→ **PROBLEM TO WORK ON**: Skip the images and return the records below exactly.

#### INPUT DATA

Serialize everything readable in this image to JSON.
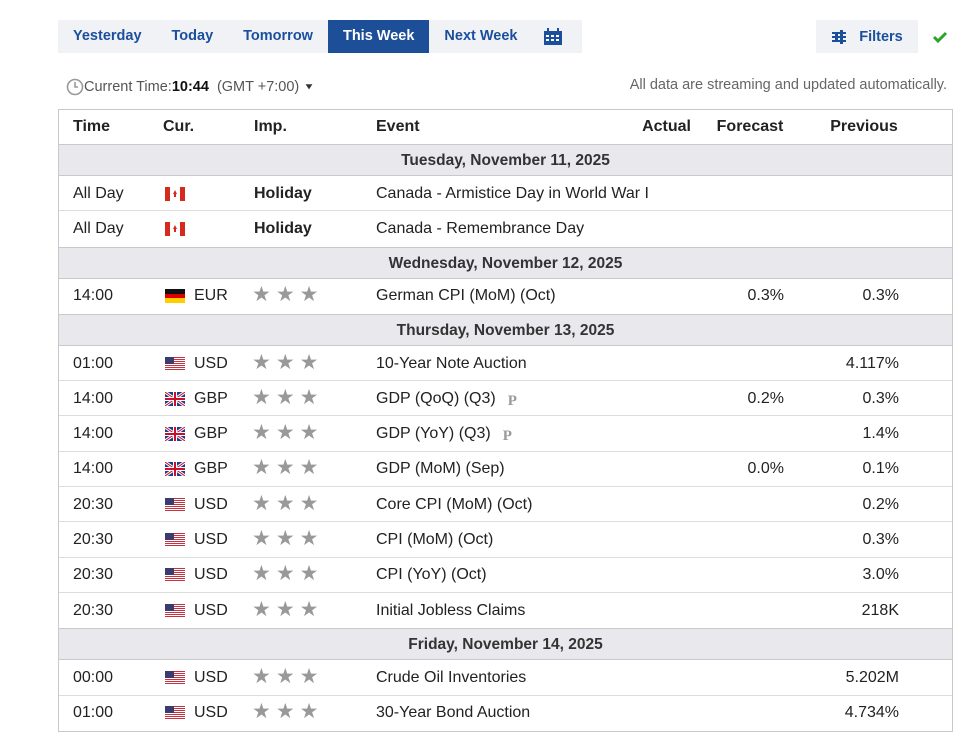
{
  "tabs": [
    {
      "label": "Yesterday"
    },
    {
      "label": "Today"
    },
    {
      "label": "Tomorrow"
    },
    {
      "label": "This Week",
      "active": true
    },
    {
      "label": "Next Week"
    }
  ],
  "filters_label": "Filters",
  "current_time": {
    "label": "Current Time:",
    "value": "10:44",
    "timezone": "(GMT +7:00)"
  },
  "streaming_note": "All data are streaming and updated automatically.",
  "table": {
    "columns": [
      "Time",
      "Cur.",
      "Imp.",
      "Event",
      "Actual",
      "Forecast",
      "Previous"
    ],
    "sections": [
      {
        "date": "Tuesday, November 11, 2025",
        "rows": [
          {
            "time": "All Day",
            "flag": "ca",
            "importance": "Holiday",
            "event": "Canada - Armistice Day in World War I"
          },
          {
            "time": "All Day",
            "flag": "ca",
            "importance": "Holiday",
            "event": "Canada - Remembrance Day"
          }
        ]
      },
      {
        "date": "Wednesday, November 12, 2025",
        "rows": [
          {
            "time": "14:00",
            "flag": "de",
            "currency": "EUR",
            "event": "German CPI (MoM) (Oct)",
            "forecast": "0.3%",
            "previous": "0.3%"
          }
        ]
      },
      {
        "date": "Thursday, November 13, 2025",
        "rows": [
          {
            "time": "01:00",
            "flag": "us",
            "currency": "USD",
            "event": "10-Year Note Auction",
            "previous": "4.117%"
          },
          {
            "time": "14:00",
            "flag": "gb",
            "currency": "GBP",
            "event": "GDP (QoQ) (Q3)",
            "preliminary": true,
            "forecast": "0.2%",
            "previous": "0.3%"
          },
          {
            "time": "14:00",
            "flag": "gb",
            "currency": "GBP",
            "event": "GDP (YoY) (Q3)",
            "preliminary": true,
            "previous": "1.4%"
          },
          {
            "time": "14:00",
            "flag": "gb",
            "currency": "GBP",
            "event": "GDP (MoM) (Sep)",
            "forecast": "0.0%",
            "previous": "0.1%"
          },
          {
            "time": "20:30",
            "flag": "us",
            "currency": "USD",
            "event": "Core CPI (MoM) (Oct)",
            "previous": "0.2%"
          },
          {
            "time": "20:30",
            "flag": "us",
            "currency": "USD",
            "event": "CPI (MoM) (Oct)",
            "previous": "0.3%"
          },
          {
            "time": "20:30",
            "flag": "us",
            "currency": "USD",
            "event": "CPI (YoY) (Oct)",
            "previous": "3.0%"
          },
          {
            "time": "20:30",
            "flag": "us",
            "currency": "USD",
            "event": "Initial Jobless Claims",
            "previous": "218K"
          }
        ]
      },
      {
        "date": "Friday, November 14, 2025",
        "rows": [
          {
            "time": "00:00",
            "flag": "us",
            "currency": "USD",
            "event": "Crude Oil Inventories",
            "previous": "5.202M"
          },
          {
            "time": "01:00",
            "flag": "us",
            "currency": "USD",
            "event": "30-Year Bond Auction",
            "previous": "4.734%"
          }
        ]
      }
    ]
  }
}
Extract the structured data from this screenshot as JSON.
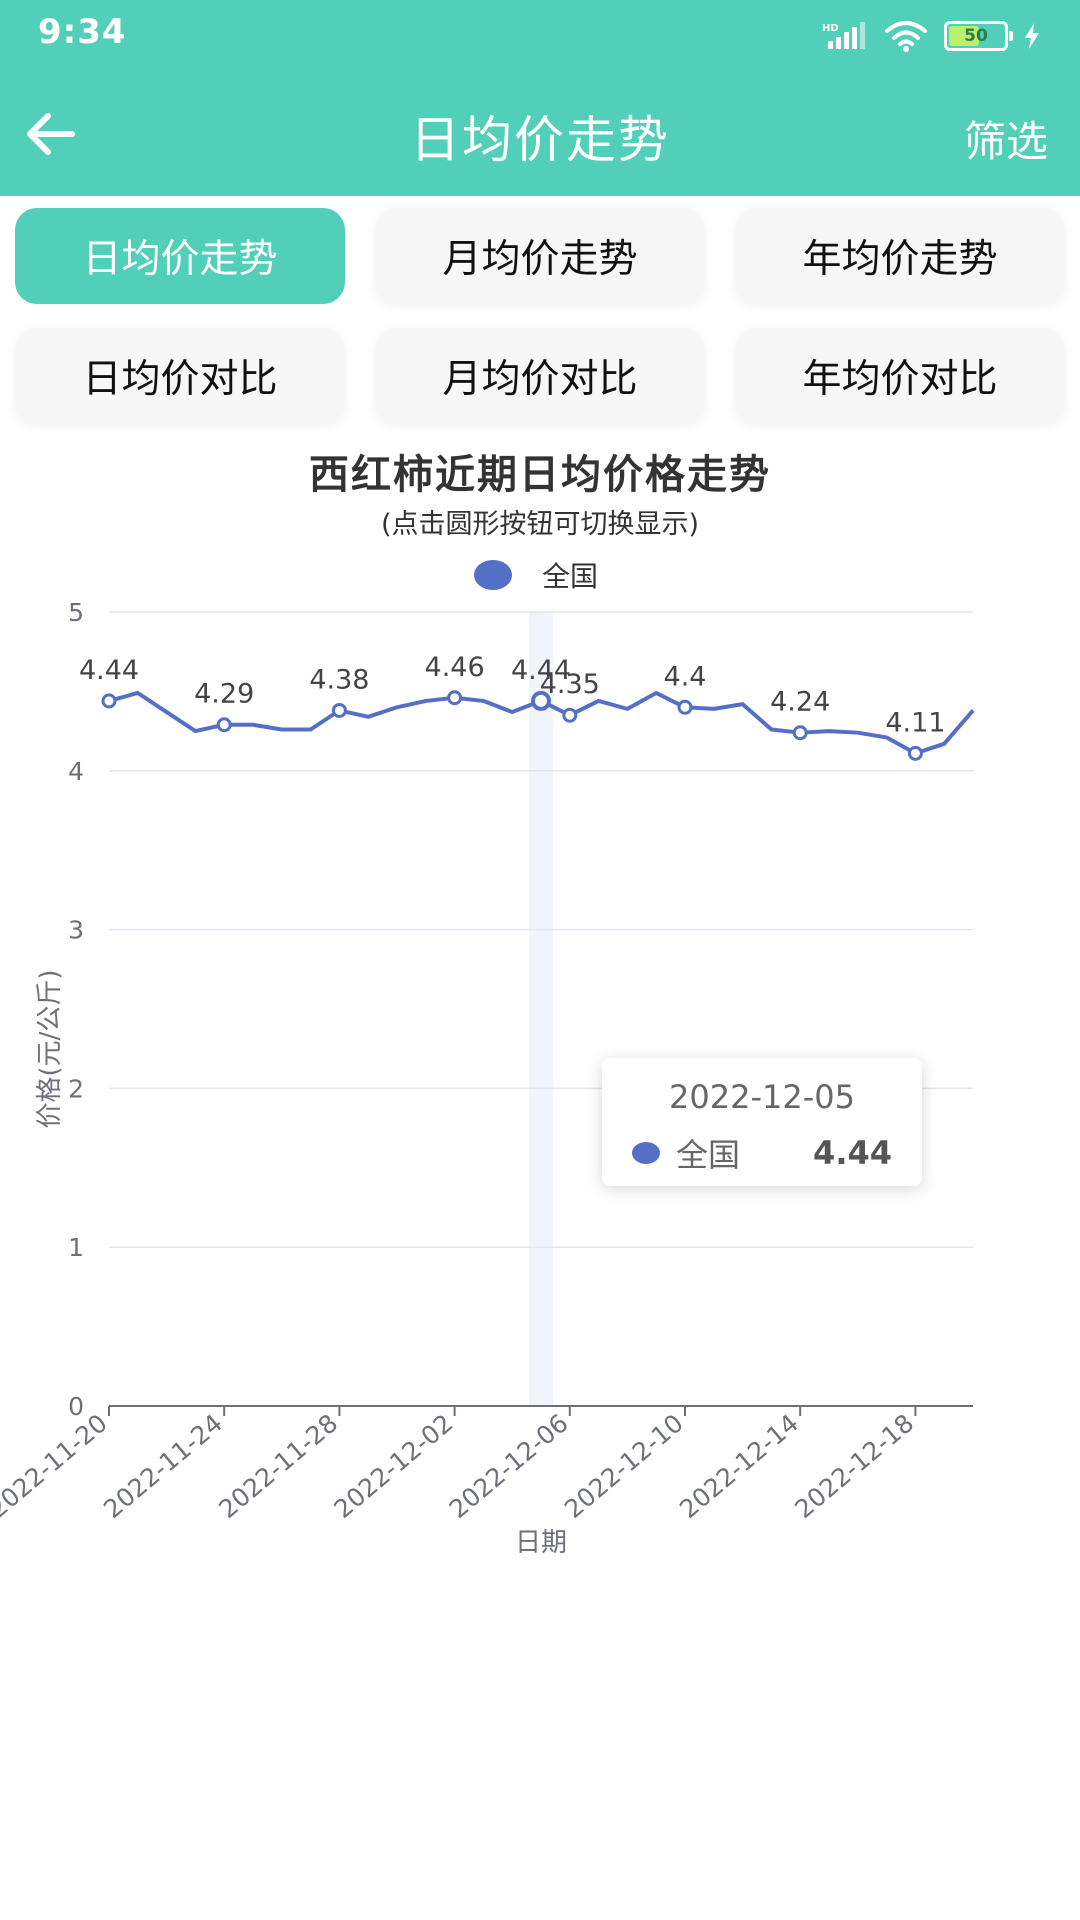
{
  "status_bar": {
    "time": "9:34",
    "battery": "50"
  },
  "app_bar": {
    "title": "日均价走势",
    "filter_label": "筛选"
  },
  "tabs": [
    {
      "label": "日均价走势",
      "active": true
    },
    {
      "label": "月均价走势",
      "active": false
    },
    {
      "label": "年均价走势",
      "active": false
    },
    {
      "label": "日均价对比",
      "active": false
    },
    {
      "label": "月均价对比",
      "active": false
    },
    {
      "label": "年均价对比",
      "active": false
    }
  ],
  "chart_data": {
    "type": "line",
    "title": "西红柿近期日均价格走势",
    "subtitle": "(点击圆形按钮可切换显示)",
    "xlabel": "日期",
    "ylabel": "价格(元/公斤)",
    "ylim": [
      0,
      5
    ],
    "yticks": [
      0,
      1,
      2,
      3,
      4,
      5
    ],
    "grid": true,
    "legend_position": "top-center",
    "color": "#5470c6",
    "x_tick_labels": [
      "2022-11-20",
      "2022-11-24",
      "2022-11-28",
      "2022-12-02",
      "2022-12-06",
      "2022-12-10",
      "2022-12-14",
      "2022-12-18"
    ],
    "x": [
      "2022-11-20",
      "2022-11-21",
      "2022-11-22",
      "2022-11-23",
      "2022-11-24",
      "2022-11-25",
      "2022-11-26",
      "2022-11-27",
      "2022-11-28",
      "2022-11-29",
      "2022-11-30",
      "2022-12-01",
      "2022-12-02",
      "2022-12-03",
      "2022-12-04",
      "2022-12-05",
      "2022-12-06",
      "2022-12-07",
      "2022-12-08",
      "2022-12-09",
      "2022-12-10",
      "2022-12-11",
      "2022-12-12",
      "2022-12-13",
      "2022-12-14",
      "2022-12-15",
      "2022-12-16",
      "2022-12-17",
      "2022-12-18",
      "2022-12-19",
      "2022-12-20"
    ],
    "series": [
      {
        "name": "全国",
        "values": [
          4.44,
          4.49,
          4.37,
          4.25,
          4.29,
          4.29,
          4.26,
          4.26,
          4.38,
          4.34,
          4.4,
          4.44,
          4.46,
          4.44,
          4.37,
          4.44,
          4.35,
          4.44,
          4.39,
          4.49,
          4.4,
          4.39,
          4.42,
          4.26,
          4.24,
          4.25,
          4.24,
          4.21,
          4.11,
          4.17,
          4.38
        ]
      }
    ],
    "data_labels": [
      {
        "date": "2022-11-20",
        "text": "4.44"
      },
      {
        "date": "2022-11-24",
        "text": "4.29"
      },
      {
        "date": "2022-11-28",
        "text": "4.38"
      },
      {
        "date": "2022-12-02",
        "text": "4.46"
      },
      {
        "date": "2022-12-05",
        "text": "4.44"
      },
      {
        "date": "2022-12-06",
        "text": "4.35"
      },
      {
        "date": "2022-12-10",
        "text": "4.4"
      },
      {
        "date": "2022-12-14",
        "text": "4.24"
      },
      {
        "date": "2022-12-18",
        "text": "4.11"
      }
    ],
    "tooltip": {
      "date": "2022-12-05",
      "series": "全国",
      "value": "4.44"
    }
  }
}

########

→ **ANSWER TO THIS EXERCISE**:
Serialize everything readable in this image to JSON.
{
  "tabs": [
    {
      "label": "Yesterday"
    },
    {
      "label": "Today"
    },
    {
      "label": "Tomorrow"
    },
    {
      "label": "This Week",
      "active": true
    },
    {
      "label": "Next Week"
    }
  ],
  "filters_label": "Filters",
  "current_time": {
    "label": "Current Time:",
    "value": "10:44",
    "timezone": "(GMT +7:00)"
  },
  "streaming_note": "All data are streaming and updated automatically.",
  "table": {
    "columns": [
      "Time",
      "Cur.",
      "Imp.",
      "Event",
      "Actual",
      "Forecast",
      "Previous"
    ],
    "sections": [
      {
        "date": "Tuesday, November 11, 2025",
        "rows": [
          {
            "time": "All Day",
            "flag": "ca",
            "importance": "Holiday",
            "event": "Canada - Armistice Day in World War I"
          },
          {
            "time": "All Day",
            "flag": "ca",
            "importance": "Holiday",
            "event": "Canada - Remembrance Day"
          }
        ]
      },
      {
        "date": "Wednesday, November 12, 2025",
        "rows": [
          {
            "time": "14:00",
            "flag": "de",
            "currency": "EUR",
            "event": "German CPI (MoM) (Oct)",
            "forecast": "0.3%",
            "previous": "0.3%"
          }
        ]
      },
      {
        "date": "Thursday, November 13, 2025",
        "rows": [
          {
            "time": "01:00",
            "flag": "us",
            "currency": "USD",
            "event": "10-Year Note Auction",
            "previous": "4.117%"
          },
          {
            "time": "14:00",
            "flag": "gb",
            "currency": "GBP",
            "event": "GDP (QoQ) (Q3)",
            "preliminary": true,
            "forecast": "0.2%",
            "previous": "0.3%"
          },
          {
            "time": "14:00",
            "flag": "gb",
            "currency": "GBP",
            "event": "GDP (YoY) (Q3)",
            "preliminary": true,
            "previous": "1.4%"
          },
          {
            "time": "14:00",
            "flag": "gb",
            "currency": "GBP",
            "event": "GDP (MoM) (Sep)",
            "forecast": "0.0%",
            "previous": "0.1%"
          },
          {
            "time": "20:30",
            "flag": "us",
            "currency": "USD",
            "event": "Core CPI (MoM) (Oct)",
            "previous": "0.2%"
          },
          {
            "time": "20:30",
            "flag": "us",
            "currency": "USD",
            "event": "CPI (MoM) (Oct)",
            "previous": "0.3%"
          },
          {
            "time": "20:30",
            "flag": "us",
            "currency": "USD",
            "event": "CPI (YoY) (Oct)",
            "previous": "3.0%"
          },
          {
            "time": "20:30",
            "flag": "us",
            "currency": "USD",
            "event": "Initial Jobless Claims",
            "previous": "218K"
          }
        ]
      },
      {
        "date": "Friday, November 14, 2025",
        "rows": [
          {
            "time": "00:00",
            "flag": "us",
            "currency": "USD",
            "event": "Crude Oil Inventories",
            "previous": "5.202M"
          },
          {
            "time": "01:00",
            "flag": "us",
            "currency": "USD",
            "event": "30-Year Bond Auction",
            "previous": "4.734%"
          }
        ]
      }
    ]
  }
}
Extract the structured data from this screenshot as JSON.
{
  "status_bar": {
    "time": "9:34",
    "battery": "50"
  },
  "app_bar": {
    "title": "日均价走势",
    "filter_label": "筛选"
  },
  "tabs": [
    {
      "label": "日均价走势",
      "active": true
    },
    {
      "label": "月均价走势",
      "active": false
    },
    {
      "label": "年均价走势",
      "active": false
    },
    {
      "label": "日均价对比",
      "active": false
    },
    {
      "label": "月均价对比",
      "active": false
    },
    {
      "label": "年均价对比",
      "active": false
    }
  ],
  "chart_data": {
    "type": "line",
    "title": "西红柿近期日均价格走势",
    "subtitle": "(点击圆形按钮可切换显示)",
    "xlabel": "日期",
    "ylabel": "价格(元/公斤)",
    "ylim": [
      0,
      5
    ],
    "yticks": [
      0,
      1,
      2,
      3,
      4,
      5
    ],
    "grid": true,
    "legend_position": "top-center",
    "color": "#5470c6",
    "x_tick_labels": [
      "2022-11-20",
      "2022-11-24",
      "2022-11-28",
      "2022-12-02",
      "2022-12-06",
      "2022-12-10",
      "2022-12-14",
      "2022-12-18"
    ],
    "x": [
      "2022-11-20",
      "2022-11-21",
      "2022-11-22",
      "2022-11-23",
      "2022-11-24",
      "2022-11-25",
      "2022-11-26",
      "2022-11-27",
      "2022-11-28",
      "2022-11-29",
      "2022-11-30",
      "2022-12-01",
      "2022-12-02",
      "2022-12-03",
      "2022-12-04",
      "2022-12-05",
      "2022-12-06",
      "2022-12-07",
      "2022-12-08",
      "2022-12-09",
      "2022-12-10",
      "2022-12-11",
      "2022-12-12",
      "2022-12-13",
      "2022-12-14",
      "2022-12-15",
      "2022-12-16",
      "2022-12-17",
      "2022-12-18",
      "2022-12-19",
      "2022-12-20"
    ],
    "series": [
      {
        "name": "全国",
        "values": [
          4.44,
          4.49,
          4.37,
          4.25,
          4.29,
          4.29,
          4.26,
          4.26,
          4.38,
          4.34,
          4.4,
          4.44,
          4.46,
          4.44,
          4.37,
          4.44,
          4.35,
          4.44,
          4.39,
          4.49,
          4.4,
          4.39,
          4.42,
          4.26,
          4.24,
          4.25,
          4.24,
          4.21,
          4.11,
          4.17,
          4.38
        ]
      }
    ],
    "data_labels": [
      {
        "date": "2022-11-20",
        "text": "4.44"
      },
      {
        "date": "2022-11-24",
        "text": "4.29"
      },
      {
        "date": "2022-11-28",
        "text": "4.38"
      },
      {
        "date": "2022-12-02",
        "text": "4.46"
      },
      {
        "date": "2022-12-05",
        "text": "4.44"
      },
      {
        "date": "2022-12-06",
        "text": "4.35"
      },
      {
        "date": "2022-12-10",
        "text": "4.4"
      },
      {
        "date": "2022-12-14",
        "text": "4.24"
      },
      {
        "date": "2022-12-18",
        "text": "4.11"
      }
    ],
    "tooltip": {
      "date": "2022-12-05",
      "series": "全国",
      "value": "4.44"
    }
  }
}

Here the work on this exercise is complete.